(Information given)
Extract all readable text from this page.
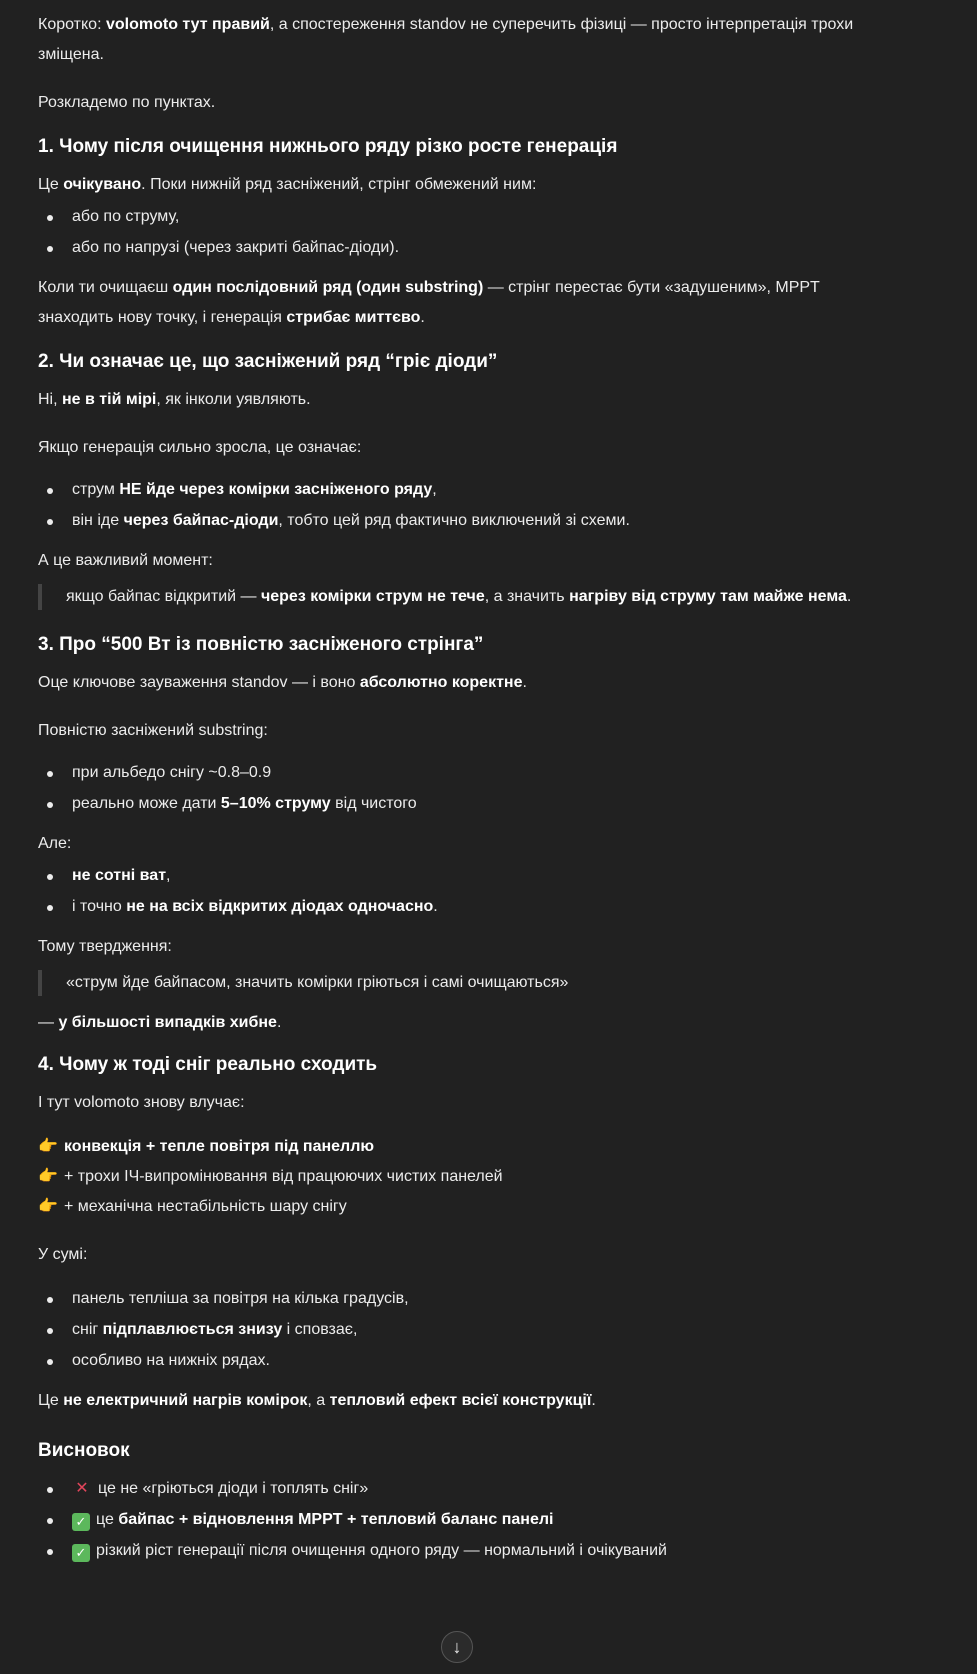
Коротко: volomoto тут правий, а спостереження standov не суперечить фізиці — просто інтерпретація трохи зміщена.

Розкладемо по пунктах.

1. Чому після очищення нижнього ряду різко росте генерація

Це очікувано. Поки нижній ряд засніжений, стрінг обмежений ним:

або по струму,
або по напрузі (через закриті байпас-діоди).

Коли ти очищаєш один послідовний ряд (один substring) — стрінг перестає бути «задушеним», MPPT знаходить нову точку, і генерація стрибає миттєво.

2. Чи означає це, що засніжений ряд “гріє діоди”

Ні, не в тій мірі, як інколи уявляють.

Якщо генерація сильно зросла, це означає:

струм НЕ йде через комірки засніженого ряду,
він іде через байпас-діоди, тобто цей ряд фактично виключений зі схеми.

А це важливий момент:

якщо байпас відкритий — через комірки струм не тече, а значить нагріву від струму там майже нема.

3. Про “500 Вт із повністю засніженого стрінга”

Оце ключове зауваження standov — і воно абсолютно коректне.

Повністю засніжений substring:

при альбедо снігу ~0.8–0.9
реально може дати 5–10% струму від чистого

Але:

не сотні ват,
і точно не на всіх відкритих діодах одночасно.

Тому твердження:

«струм йде байпасом, значить комірки гріються і самі очищаються»

— у більшості випадків хибне.

4. Чому ж тоді сніг реально сходить

І тут volomoto знову влучає:

👉 конвекція + тепле повітря під панеллю

👉 + трохи ІЧ-випромінювання від працюючих чистих панелей

👉 + механічна нестабільність шару снігу

У сумі:

панель тепліша за повітря на кілька градусів,
сніг підплавлюється знизу і сповзає,
особливо на нижніх рядах.

Це не електричний нагрів комірок, а тепловий ефект всієї конструкції.

Висновок
✕ це не «гріються діоди і топлять сніг»
✓ це байпас + відновлення MPPT + тепловий баланс панелі
✓ різкий ріст генерації після очищення одного ряду — нормальний і очікуваний
↓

(Exercise brief) Go through the listing above and write it all out exactly, leaving out any picture.

(Output below)
Extract all readable text from this page.
Коротко: volomoto тут правий, а спостереження standov не суперечить фізиці — просто інтерпретація трохи зміщена.

Розкладемо по пунктах.

1. Чому після очищення нижнього ряду різко росте генерація

Це очікувано. Поки нижній ряд засніжений, стрінг обмежений ним:

або по струму,
або по напрузі (через закриті байпас-діоди).

Коли ти очищаєш один послідовний ряд (один substring) — стрінг перестає бути «задушеним», MPPT знаходить нову точку, і генерація стрибає миттєво.

2. Чи означає це, що засніжений ряд “гріє діоди”

Ні, не в тій мірі, як інколи уявляють.

Якщо генерація сильно зросла, це означає:

струм НЕ йде через комірки засніженого ряду,
він іде через байпас-діоди, тобто цей ряд фактично виключений зі схеми.

А це важливий момент:

якщо байпас відкритий — через комірки струм не тече, а значить нагріву від струму там майже нема.

3. Про “500 Вт із повністю засніженого стрінга”

Оце ключове зауваження standov — і воно абсолютно коректне.

Повністю засніжений substring:

при альбедо снігу ~0.8–0.9
реально може дати 5–10% струму від чистого

Але:

не сотні ват,
і точно не на всіх відкритих діодах одночасно.

Тому твердження:

«струм йде байпасом, значить комірки гріються і самі очищаються»

— у більшості випадків хибне.

4. Чому ж тоді сніг реально сходить

І тут volomoto знову влучає:

👉 конвекція + тепле повітря під панеллю

👉 + трохи ІЧ-випромінювання від працюючих чистих панелей

👉 + механічна нестабільність шару снігу

У сумі:

панель тепліша за повітря на кілька градусів,
сніг підплавлюється знизу і сповзає,
особливо на нижніх рядах.

Це не електричний нагрів комірок, а тепловий ефект всієї конструкції.

Висновок
✕ це не «гріються діоди і топлять сніг»
✓ це байпас + відновлення MPPT + тепловий баланс панелі
✓ різкий ріст генерації після очищення одного ряду — нормальний і очікуваний
↓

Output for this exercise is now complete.